▶ DATA RECORDS
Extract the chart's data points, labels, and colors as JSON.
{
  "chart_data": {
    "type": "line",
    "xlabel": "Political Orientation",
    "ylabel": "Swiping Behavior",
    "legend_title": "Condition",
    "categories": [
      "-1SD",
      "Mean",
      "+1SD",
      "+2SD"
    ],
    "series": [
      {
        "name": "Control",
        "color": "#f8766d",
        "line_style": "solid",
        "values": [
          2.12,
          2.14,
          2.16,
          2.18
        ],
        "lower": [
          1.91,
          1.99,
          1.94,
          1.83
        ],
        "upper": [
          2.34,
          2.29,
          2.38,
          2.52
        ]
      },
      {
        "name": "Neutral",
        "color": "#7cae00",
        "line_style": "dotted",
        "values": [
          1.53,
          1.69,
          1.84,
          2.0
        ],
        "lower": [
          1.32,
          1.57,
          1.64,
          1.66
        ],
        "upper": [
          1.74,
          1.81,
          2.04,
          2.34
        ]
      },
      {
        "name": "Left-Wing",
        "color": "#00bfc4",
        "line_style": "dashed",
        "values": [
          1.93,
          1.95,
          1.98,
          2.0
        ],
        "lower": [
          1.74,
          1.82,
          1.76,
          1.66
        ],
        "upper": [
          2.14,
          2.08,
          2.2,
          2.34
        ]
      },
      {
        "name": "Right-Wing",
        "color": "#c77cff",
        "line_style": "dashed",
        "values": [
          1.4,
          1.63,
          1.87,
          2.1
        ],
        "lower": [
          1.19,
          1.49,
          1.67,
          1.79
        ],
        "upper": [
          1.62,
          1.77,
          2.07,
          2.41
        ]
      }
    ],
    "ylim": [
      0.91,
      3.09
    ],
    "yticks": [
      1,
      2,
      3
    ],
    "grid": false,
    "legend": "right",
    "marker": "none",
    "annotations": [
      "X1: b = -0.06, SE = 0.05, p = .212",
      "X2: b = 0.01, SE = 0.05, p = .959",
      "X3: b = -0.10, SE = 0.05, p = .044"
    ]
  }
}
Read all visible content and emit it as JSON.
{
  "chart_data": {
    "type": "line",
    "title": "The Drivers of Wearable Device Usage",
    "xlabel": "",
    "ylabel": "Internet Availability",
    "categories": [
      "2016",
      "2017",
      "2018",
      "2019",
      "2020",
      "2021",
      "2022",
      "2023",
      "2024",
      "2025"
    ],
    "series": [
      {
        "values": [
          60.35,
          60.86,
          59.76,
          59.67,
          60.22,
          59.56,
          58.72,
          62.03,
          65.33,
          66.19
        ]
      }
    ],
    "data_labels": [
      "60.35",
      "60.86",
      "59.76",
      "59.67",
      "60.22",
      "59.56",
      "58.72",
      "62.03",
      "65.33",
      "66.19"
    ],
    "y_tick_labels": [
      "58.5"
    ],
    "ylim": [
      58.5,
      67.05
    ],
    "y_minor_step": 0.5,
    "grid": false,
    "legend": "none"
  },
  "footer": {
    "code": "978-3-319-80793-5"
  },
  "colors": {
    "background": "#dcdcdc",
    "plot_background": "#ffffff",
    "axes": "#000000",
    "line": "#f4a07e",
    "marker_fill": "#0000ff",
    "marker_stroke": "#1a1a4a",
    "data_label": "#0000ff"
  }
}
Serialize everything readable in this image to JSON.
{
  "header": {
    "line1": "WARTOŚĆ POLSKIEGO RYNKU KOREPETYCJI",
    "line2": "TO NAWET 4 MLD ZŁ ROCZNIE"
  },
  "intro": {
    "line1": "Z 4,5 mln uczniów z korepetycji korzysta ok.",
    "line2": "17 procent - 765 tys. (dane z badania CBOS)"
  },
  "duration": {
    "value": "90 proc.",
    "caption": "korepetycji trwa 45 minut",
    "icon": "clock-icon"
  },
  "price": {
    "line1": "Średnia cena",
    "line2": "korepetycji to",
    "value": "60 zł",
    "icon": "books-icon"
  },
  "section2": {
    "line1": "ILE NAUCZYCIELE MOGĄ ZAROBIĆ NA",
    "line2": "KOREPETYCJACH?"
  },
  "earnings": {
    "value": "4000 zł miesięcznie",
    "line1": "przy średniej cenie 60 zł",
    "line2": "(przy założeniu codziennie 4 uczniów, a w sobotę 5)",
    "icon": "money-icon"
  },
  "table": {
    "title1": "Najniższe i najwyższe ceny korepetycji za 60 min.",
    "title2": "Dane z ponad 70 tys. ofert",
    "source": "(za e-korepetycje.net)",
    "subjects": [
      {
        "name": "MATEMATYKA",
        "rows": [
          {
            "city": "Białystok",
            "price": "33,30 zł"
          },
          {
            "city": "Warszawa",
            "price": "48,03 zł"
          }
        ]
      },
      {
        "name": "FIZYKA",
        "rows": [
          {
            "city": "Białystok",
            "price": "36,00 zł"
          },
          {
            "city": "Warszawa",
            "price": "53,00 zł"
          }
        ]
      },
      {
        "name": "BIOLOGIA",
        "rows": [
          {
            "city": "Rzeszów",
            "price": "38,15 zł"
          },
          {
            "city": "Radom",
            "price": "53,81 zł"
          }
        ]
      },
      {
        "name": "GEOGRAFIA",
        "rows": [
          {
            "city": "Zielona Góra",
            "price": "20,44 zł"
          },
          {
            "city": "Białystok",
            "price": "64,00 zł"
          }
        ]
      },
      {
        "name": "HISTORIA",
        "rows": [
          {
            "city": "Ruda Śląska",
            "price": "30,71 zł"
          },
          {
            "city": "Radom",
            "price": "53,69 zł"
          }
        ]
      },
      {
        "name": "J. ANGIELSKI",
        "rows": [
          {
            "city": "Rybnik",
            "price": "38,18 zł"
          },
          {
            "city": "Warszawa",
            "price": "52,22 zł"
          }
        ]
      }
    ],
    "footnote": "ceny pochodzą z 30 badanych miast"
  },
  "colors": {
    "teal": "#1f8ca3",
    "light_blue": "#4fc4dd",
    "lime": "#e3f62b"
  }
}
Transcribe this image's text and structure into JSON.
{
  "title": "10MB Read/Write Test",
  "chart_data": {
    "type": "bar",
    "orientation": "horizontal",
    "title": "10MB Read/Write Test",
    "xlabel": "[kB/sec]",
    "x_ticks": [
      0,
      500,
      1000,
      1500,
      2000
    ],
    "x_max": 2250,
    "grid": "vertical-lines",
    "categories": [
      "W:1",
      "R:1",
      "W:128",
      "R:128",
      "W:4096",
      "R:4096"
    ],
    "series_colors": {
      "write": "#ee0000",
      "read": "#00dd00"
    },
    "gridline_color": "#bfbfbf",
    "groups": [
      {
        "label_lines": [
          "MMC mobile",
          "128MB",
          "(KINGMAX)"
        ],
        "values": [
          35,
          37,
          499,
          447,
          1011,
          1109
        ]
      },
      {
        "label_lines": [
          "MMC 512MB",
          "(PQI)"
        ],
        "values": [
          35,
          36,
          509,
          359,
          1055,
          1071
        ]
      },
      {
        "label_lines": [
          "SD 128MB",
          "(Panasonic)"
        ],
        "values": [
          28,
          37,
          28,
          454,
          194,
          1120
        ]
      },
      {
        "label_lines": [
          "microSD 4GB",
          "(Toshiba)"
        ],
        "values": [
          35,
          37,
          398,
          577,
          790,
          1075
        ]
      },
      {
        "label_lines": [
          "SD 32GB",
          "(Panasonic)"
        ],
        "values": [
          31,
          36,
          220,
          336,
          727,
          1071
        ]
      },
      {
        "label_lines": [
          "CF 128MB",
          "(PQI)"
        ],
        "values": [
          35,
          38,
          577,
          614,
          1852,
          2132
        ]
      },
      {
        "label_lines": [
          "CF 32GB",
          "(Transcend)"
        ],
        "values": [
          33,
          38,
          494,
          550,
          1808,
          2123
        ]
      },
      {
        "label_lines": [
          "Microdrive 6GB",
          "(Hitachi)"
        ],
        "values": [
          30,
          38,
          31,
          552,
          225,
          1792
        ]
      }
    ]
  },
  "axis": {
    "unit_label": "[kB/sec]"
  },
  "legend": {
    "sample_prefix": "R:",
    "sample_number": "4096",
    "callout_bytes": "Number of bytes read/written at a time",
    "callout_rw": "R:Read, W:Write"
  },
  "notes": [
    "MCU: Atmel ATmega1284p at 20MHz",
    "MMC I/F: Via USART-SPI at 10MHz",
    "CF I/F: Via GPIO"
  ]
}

▶ STATED GOAL
Determine the number of lines in the data that contain "przy" as a word or string, and state only that number.

▶ WRITTEN ANSWER
2